- **Exercise requirements**:
Word for word, restate every line of the material.

Records from a collection:

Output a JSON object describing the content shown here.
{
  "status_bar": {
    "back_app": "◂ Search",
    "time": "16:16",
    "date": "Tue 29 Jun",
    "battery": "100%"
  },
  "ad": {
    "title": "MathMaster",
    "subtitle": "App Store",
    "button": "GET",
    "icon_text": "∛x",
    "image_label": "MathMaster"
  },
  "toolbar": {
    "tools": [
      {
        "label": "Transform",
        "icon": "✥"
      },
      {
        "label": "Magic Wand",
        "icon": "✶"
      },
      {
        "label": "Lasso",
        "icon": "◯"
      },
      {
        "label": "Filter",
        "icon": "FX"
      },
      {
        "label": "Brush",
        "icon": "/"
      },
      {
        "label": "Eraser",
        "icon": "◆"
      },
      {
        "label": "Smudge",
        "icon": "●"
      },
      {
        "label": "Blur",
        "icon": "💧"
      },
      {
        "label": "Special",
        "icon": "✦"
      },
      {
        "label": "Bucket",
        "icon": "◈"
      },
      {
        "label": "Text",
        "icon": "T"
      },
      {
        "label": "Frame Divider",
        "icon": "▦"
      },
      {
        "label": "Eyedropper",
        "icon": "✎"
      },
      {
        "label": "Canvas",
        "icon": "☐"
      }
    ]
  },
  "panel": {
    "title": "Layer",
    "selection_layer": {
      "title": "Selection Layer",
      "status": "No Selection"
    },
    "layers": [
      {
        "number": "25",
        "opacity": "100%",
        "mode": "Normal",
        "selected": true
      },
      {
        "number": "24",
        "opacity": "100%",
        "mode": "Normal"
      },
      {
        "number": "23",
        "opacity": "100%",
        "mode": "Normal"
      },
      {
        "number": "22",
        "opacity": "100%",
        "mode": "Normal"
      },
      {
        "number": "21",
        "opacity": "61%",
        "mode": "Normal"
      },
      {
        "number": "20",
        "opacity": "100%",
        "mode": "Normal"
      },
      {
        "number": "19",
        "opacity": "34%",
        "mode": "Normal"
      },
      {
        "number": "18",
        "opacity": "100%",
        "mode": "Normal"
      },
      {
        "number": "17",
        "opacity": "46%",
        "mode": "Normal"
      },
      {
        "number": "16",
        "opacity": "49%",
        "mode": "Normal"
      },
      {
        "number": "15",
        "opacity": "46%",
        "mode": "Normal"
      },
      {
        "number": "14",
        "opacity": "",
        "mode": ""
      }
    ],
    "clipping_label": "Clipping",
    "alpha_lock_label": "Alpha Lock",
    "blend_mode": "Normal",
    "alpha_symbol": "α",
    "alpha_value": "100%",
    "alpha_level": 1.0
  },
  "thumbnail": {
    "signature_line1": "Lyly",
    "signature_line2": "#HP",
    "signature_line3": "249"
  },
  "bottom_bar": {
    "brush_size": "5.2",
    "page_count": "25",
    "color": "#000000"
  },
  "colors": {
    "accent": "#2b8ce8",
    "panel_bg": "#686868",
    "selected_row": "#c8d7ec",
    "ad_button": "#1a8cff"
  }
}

- **Complete answer**:
Output a JSON object describing the content shown here.
{
  "status_bar": {
    "back_app": "◂ Search",
    "time": "16:16",
    "date": "Tue 29 Jun",
    "battery": "100%"
  },
  "ad": {
    "title": "MathMaster",
    "subtitle": "App Store",
    "button": "GET",
    "icon_text": "∛x",
    "image_label": "MathMaster"
  },
  "toolbar": {
    "tools": [
      {
        "label": "Transform",
        "icon": "✥"
      },
      {
        "label": "Magic Wand",
        "icon": "✶"
      },
      {
        "label": "Lasso",
        "icon": "◯"
      },
      {
        "label": "Filter",
        "icon": "FX"
      },
      {
        "label": "Brush",
        "icon": "/"
      },
      {
        "label": "Eraser",
        "icon": "◆"
      },
      {
        "label": "Smudge",
        "icon": "●"
      },
      {
        "label": "Blur",
        "icon": "💧"
      },
      {
        "label": "Special",
        "icon": "✦"
      },
      {
        "label": "Bucket",
        "icon": "◈"
      },
      {
        "label": "Text",
        "icon": "T"
      },
      {
        "label": "Frame Divider",
        "icon": "▦"
      },
      {
        "label": "Eyedropper",
        "icon": "✎"
      },
      {
        "label": "Canvas",
        "icon": "☐"
      }
    ]
  },
  "panel": {
    "title": "Layer",
    "selection_layer": {
      "title": "Selection Layer",
      "status": "No Selection"
    },
    "layers": [
      {
        "number": "25",
        "opacity": "100%",
        "mode": "Normal",
        "selected": true
      },
      {
        "number": "24",
        "opacity": "100%",
        "mode": "Normal"
      },
      {
        "number": "23",
        "opacity": "100%",
        "mode": "Normal"
      },
      {
        "number": "22",
        "opacity": "100%",
        "mode": "Normal"
      },
      {
        "number": "21",
        "opacity": "61%",
        "mode": "Normal"
      },
      {
        "number": "20",
        "opacity": "100%",
        "mode": "Normal"
      },
      {
        "number": "19",
        "opacity": "34%",
        "mode": "Normal"
      },
      {
        "number": "18",
        "opacity": "100%",
        "mode": "Normal"
      },
      {
        "number": "17",
        "opacity": "46%",
        "mode": "Normal"
      },
      {
        "number": "16",
        "opacity": "49%",
        "mode": "Normal"
      },
      {
        "number": "15",
        "opacity": "46%",
        "mode": "Normal"
      },
      {
        "number": "14",
        "opacity": "",
        "mode": ""
      }
    ],
    "clipping_label": "Clipping",
    "alpha_lock_label": "Alpha Lock",
    "blend_mode": "Normal",
    "alpha_symbol": "α",
    "alpha_value": "100%",
    "alpha_level": 1.0
  },
  "thumbnail": {
    "signature_line1": "Lyly",
    "signature_line2": "#HP",
    "signature_line3": "249"
  },
  "bottom_bar": {
    "brush_size": "5.2",
    "page_count": "25",
    "color": "#000000"
  },
  "colors": {
    "accent": "#2b8ce8",
    "panel_bg": "#686868",
    "selected_row": "#c8d7ec",
    "ad_button": "#1a8cff"
  }
}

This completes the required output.